Required work: Copy down all of the data underneath, exactly as shown.

##############################

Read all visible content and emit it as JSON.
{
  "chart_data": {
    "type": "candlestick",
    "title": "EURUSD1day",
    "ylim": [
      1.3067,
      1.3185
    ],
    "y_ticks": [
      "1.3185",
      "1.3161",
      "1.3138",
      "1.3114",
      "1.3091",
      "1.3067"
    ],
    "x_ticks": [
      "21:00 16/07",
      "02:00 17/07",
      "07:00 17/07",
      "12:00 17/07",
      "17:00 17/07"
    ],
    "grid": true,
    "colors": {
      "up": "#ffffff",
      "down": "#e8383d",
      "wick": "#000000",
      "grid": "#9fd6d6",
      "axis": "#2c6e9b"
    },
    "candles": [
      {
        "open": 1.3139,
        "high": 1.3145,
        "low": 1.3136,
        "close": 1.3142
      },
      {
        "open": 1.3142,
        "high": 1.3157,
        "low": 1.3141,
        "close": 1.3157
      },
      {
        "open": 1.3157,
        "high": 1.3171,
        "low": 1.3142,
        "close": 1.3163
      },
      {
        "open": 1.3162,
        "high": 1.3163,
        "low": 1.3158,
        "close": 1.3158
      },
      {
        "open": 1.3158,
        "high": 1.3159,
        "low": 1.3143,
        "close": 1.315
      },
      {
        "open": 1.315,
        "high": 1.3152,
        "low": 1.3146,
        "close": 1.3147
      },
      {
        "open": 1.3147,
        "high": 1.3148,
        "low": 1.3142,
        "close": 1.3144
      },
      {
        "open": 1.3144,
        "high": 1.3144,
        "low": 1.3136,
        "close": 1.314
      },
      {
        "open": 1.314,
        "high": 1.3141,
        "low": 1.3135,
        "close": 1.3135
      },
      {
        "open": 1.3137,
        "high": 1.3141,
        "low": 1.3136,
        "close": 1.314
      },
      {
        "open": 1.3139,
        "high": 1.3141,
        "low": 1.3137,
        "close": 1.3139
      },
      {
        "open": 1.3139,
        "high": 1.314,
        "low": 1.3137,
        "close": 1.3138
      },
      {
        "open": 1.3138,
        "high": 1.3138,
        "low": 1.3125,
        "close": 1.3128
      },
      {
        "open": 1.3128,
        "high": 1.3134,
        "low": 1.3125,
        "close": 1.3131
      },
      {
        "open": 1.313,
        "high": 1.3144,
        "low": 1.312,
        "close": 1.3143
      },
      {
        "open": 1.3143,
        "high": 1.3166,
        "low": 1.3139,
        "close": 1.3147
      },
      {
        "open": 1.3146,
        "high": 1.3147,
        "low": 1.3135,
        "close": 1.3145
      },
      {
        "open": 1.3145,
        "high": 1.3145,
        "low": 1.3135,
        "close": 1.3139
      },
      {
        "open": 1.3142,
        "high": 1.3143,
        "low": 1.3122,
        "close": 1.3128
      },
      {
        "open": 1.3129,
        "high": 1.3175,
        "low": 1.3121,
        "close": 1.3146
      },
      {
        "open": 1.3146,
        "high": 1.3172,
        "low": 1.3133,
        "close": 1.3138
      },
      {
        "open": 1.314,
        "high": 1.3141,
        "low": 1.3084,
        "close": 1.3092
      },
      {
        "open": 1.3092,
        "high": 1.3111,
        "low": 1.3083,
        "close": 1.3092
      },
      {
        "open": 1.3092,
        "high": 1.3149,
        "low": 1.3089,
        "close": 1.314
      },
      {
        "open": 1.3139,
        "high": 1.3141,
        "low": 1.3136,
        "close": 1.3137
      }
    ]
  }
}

##############################

Solution:
Read all visible content and emit it as JSON.
{
  "chart_data": {
    "type": "candlestick",
    "title": "EURUSD1day",
    "ylim": [
      1.3067,
      1.3185
    ],
    "y_ticks": [
      "1.3185",
      "1.3161",
      "1.3138",
      "1.3114",
      "1.3091",
      "1.3067"
    ],
    "x_ticks": [
      "21:00 16/07",
      "02:00 17/07",
      "07:00 17/07",
      "12:00 17/07",
      "17:00 17/07"
    ],
    "grid": true,
    "colors": {
      "up": "#ffffff",
      "down": "#e8383d",
      "wick": "#000000",
      "grid": "#9fd6d6",
      "axis": "#2c6e9b"
    },
    "candles": [
      {
        "open": 1.3139,
        "high": 1.3145,
        "low": 1.3136,
        "close": 1.3142
      },
      {
        "open": 1.3142,
        "high": 1.3157,
        "low": 1.3141,
        "close": 1.3157
      },
      {
        "open": 1.3157,
        "high": 1.3171,
        "low": 1.3142,
        "close": 1.3163
      },
      {
        "open": 1.3162,
        "high": 1.3163,
        "low": 1.3158,
        "close": 1.3158
      },
      {
        "open": 1.3158,
        "high": 1.3159,
        "low": 1.3143,
        "close": 1.315
      },
      {
        "open": 1.315,
        "high": 1.3152,
        "low": 1.3146,
        "close": 1.3147
      },
      {
        "open": 1.3147,
        "high": 1.3148,
        "low": 1.3142,
        "close": 1.3144
      },
      {
        "open": 1.3144,
        "high": 1.3144,
        "low": 1.3136,
        "close": 1.314
      },
      {
        "open": 1.314,
        "high": 1.3141,
        "low": 1.3135,
        "close": 1.3135
      },
      {
        "open": 1.3137,
        "high": 1.3141,
        "low": 1.3136,
        "close": 1.314
      },
      {
        "open": 1.3139,
        "high": 1.3141,
        "low": 1.3137,
        "close": 1.3139
      },
      {
        "open": 1.3139,
        "high": 1.314,
        "low": 1.3137,
        "close": 1.3138
      },
      {
        "open": 1.3138,
        "high": 1.3138,
        "low": 1.3125,
        "close": 1.3128
      },
      {
        "open": 1.3128,
        "high": 1.3134,
        "low": 1.3125,
        "close": 1.3131
      },
      {
        "open": 1.313,
        "high": 1.3144,
        "low": 1.312,
        "close": 1.3143
      },
      {
        "open": 1.3143,
        "high": 1.3166,
        "low": 1.3139,
        "close": 1.3147
      },
      {
        "open": 1.3146,
        "high": 1.3147,
        "low": 1.3135,
        "close": 1.3145
      },
      {
        "open": 1.3145,
        "high": 1.3145,
        "low": 1.3135,
        "close": 1.3139
      },
      {
        "open": 1.3142,
        "high": 1.3143,
        "low": 1.3122,
        "close": 1.3128
      },
      {
        "open": 1.3129,
        "high": 1.3175,
        "low": 1.3121,
        "close": 1.3146
      },
      {
        "open": 1.3146,
        "high": 1.3172,
        "low": 1.3133,
        "close": 1.3138
      },
      {
        "open": 1.314,
        "high": 1.3141,
        "low": 1.3084,
        "close": 1.3092
      },
      {
        "open": 1.3092,
        "high": 1.3111,
        "low": 1.3083,
        "close": 1.3092
      },
      {
        "open": 1.3092,
        "high": 1.3149,
        "low": 1.3089,
        "close": 1.314
      },
      {
        "open": 1.3139,
        "high": 1.3141,
        "low": 1.3136,
        "close": 1.3137
      }
    ]
  }
}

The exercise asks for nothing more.